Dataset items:
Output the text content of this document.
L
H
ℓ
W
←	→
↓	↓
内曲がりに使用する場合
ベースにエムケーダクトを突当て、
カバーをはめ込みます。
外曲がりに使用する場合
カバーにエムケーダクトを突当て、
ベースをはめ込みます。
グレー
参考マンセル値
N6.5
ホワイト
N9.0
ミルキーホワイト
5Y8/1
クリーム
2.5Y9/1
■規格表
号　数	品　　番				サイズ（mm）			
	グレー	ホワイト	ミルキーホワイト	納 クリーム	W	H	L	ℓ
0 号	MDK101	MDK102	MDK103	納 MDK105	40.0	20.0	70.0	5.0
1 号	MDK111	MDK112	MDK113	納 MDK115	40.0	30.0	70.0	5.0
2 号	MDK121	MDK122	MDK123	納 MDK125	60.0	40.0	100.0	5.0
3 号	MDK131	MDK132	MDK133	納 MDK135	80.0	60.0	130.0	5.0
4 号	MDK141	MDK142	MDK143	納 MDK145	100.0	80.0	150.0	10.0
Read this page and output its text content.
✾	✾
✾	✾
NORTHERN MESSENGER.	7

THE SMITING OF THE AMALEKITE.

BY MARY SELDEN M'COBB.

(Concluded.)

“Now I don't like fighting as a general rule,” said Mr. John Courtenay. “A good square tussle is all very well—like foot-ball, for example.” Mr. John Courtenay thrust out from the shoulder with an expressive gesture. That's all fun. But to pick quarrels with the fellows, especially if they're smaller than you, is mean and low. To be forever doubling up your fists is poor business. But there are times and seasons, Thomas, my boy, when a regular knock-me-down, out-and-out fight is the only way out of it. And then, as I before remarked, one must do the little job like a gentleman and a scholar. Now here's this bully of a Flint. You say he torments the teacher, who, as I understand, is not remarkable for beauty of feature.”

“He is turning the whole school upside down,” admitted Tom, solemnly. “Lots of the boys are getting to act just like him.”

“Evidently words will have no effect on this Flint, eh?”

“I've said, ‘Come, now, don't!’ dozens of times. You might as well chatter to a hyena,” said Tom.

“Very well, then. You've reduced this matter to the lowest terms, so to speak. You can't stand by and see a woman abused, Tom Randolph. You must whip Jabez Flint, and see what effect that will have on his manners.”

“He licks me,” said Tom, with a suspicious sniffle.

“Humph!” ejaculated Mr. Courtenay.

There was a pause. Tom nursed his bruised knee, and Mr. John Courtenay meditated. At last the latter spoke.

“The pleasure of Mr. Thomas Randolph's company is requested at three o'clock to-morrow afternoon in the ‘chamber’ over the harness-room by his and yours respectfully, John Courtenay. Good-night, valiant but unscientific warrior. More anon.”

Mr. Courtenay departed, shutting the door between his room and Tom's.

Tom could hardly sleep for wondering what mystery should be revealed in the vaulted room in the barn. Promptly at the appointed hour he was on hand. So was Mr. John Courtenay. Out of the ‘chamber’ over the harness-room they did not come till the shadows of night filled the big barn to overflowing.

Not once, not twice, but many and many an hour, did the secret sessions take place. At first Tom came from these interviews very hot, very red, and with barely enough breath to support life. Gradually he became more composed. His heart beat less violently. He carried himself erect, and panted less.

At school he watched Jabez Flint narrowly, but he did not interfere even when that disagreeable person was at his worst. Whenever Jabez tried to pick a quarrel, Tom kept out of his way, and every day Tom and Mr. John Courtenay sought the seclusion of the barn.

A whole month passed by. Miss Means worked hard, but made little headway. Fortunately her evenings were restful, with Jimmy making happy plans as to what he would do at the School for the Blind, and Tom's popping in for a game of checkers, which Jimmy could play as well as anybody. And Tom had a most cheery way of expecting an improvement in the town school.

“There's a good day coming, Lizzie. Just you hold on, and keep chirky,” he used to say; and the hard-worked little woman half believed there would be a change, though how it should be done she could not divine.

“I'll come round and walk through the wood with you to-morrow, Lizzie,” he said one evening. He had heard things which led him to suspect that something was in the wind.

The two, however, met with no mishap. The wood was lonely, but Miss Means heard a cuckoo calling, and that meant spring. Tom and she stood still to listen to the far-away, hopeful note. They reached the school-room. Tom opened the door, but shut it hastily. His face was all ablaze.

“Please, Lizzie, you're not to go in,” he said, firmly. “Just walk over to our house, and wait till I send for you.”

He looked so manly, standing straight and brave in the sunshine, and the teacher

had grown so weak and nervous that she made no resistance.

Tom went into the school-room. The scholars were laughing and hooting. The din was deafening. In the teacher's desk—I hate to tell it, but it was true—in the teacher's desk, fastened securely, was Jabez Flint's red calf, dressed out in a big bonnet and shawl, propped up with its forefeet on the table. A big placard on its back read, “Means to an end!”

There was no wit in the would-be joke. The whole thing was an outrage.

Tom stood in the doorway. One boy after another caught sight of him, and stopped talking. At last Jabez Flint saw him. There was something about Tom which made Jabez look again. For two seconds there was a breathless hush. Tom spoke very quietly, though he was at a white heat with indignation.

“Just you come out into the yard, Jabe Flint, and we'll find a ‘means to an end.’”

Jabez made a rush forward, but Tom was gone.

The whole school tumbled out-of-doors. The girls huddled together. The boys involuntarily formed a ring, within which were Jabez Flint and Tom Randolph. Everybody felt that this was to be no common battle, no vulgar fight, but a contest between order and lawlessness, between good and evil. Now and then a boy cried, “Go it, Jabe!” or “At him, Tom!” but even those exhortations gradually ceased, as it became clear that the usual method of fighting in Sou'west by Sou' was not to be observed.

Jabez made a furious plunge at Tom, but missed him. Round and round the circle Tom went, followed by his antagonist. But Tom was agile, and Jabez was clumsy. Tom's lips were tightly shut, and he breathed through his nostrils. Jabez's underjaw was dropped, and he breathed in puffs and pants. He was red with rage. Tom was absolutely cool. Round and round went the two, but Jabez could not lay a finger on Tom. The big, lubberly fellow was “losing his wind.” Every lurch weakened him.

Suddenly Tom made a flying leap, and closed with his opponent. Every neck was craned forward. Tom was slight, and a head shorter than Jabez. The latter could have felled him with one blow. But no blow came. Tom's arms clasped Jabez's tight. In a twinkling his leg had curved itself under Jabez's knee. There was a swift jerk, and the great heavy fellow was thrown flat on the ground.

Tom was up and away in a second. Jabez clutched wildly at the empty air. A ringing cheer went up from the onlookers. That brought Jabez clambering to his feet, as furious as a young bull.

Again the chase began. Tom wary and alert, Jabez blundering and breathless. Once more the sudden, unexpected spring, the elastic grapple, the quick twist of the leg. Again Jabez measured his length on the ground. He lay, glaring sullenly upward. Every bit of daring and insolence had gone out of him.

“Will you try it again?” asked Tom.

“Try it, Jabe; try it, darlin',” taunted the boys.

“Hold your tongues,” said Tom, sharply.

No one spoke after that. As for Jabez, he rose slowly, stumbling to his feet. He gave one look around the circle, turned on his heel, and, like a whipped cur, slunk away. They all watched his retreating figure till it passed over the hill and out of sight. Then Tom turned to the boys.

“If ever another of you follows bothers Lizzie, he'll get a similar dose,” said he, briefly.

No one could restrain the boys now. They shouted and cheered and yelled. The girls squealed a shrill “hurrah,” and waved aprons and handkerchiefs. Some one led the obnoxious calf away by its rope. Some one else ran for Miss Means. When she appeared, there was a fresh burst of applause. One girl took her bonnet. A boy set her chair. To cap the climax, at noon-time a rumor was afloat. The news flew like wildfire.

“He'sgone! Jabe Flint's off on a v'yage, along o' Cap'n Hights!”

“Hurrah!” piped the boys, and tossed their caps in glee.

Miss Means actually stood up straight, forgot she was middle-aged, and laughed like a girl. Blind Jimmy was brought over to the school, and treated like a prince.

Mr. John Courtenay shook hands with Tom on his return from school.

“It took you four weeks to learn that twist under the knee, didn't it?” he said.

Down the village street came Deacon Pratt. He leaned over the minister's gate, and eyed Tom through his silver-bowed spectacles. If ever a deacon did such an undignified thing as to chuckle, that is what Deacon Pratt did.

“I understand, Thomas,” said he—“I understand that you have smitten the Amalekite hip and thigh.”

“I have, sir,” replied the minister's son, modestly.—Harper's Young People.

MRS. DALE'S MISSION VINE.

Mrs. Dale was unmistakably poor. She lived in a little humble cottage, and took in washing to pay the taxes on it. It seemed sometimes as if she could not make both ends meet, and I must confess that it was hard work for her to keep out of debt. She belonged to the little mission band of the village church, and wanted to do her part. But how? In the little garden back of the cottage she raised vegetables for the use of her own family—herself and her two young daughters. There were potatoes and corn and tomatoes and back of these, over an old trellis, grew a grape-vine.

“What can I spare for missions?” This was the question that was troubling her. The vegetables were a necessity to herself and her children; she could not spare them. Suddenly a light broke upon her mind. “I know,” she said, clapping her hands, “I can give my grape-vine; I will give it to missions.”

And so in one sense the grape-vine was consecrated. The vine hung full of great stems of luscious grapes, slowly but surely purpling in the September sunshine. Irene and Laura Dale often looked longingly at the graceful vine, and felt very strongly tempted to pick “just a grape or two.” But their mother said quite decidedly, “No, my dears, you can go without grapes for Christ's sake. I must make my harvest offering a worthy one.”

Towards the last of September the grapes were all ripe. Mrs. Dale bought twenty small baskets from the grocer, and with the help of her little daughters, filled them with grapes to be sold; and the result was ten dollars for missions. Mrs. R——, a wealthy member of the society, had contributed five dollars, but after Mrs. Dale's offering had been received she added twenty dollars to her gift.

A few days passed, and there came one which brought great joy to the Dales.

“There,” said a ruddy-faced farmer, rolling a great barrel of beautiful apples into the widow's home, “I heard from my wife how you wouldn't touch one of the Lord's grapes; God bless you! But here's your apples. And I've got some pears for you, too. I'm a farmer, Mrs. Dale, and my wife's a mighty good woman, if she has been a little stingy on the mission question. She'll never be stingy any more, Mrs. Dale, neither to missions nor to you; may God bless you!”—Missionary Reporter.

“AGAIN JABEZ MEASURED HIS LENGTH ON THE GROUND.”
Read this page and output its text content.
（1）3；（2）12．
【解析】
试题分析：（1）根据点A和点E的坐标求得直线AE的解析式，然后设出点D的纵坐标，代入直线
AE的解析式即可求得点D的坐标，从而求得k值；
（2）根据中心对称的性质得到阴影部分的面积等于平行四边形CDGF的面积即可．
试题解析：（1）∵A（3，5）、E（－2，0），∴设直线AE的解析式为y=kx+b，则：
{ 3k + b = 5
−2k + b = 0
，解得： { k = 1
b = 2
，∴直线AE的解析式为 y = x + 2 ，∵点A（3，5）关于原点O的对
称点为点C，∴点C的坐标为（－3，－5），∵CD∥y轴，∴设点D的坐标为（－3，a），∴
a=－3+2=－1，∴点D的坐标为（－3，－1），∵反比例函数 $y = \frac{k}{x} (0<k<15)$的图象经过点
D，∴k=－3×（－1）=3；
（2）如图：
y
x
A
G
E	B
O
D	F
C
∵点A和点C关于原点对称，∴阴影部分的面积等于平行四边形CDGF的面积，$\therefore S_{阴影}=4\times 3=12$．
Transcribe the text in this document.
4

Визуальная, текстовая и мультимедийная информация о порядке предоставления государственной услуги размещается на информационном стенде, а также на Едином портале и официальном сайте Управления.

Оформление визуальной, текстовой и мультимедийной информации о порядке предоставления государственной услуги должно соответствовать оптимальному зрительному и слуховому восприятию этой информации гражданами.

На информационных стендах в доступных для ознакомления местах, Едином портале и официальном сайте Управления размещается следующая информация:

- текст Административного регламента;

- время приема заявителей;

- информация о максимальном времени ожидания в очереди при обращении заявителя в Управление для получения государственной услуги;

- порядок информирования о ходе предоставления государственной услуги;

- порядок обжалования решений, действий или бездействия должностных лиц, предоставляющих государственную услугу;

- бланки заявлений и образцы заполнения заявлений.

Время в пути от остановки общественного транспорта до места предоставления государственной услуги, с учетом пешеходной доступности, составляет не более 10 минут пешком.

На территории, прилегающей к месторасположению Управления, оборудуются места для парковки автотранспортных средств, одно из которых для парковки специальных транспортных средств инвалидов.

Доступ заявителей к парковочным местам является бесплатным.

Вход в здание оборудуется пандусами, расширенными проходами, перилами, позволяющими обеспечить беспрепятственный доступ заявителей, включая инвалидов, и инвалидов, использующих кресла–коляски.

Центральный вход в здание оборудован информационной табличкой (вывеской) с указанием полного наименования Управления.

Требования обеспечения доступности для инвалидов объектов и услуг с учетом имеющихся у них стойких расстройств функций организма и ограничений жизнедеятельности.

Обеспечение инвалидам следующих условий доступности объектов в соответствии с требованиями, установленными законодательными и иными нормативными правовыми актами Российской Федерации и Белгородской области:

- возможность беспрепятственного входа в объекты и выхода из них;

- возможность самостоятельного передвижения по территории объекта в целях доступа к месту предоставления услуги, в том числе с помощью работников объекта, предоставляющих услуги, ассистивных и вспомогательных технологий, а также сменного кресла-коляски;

Exercise prompt: Give the count of lines in the records that contain "twist", and no other text.

Solution to this exercise: 2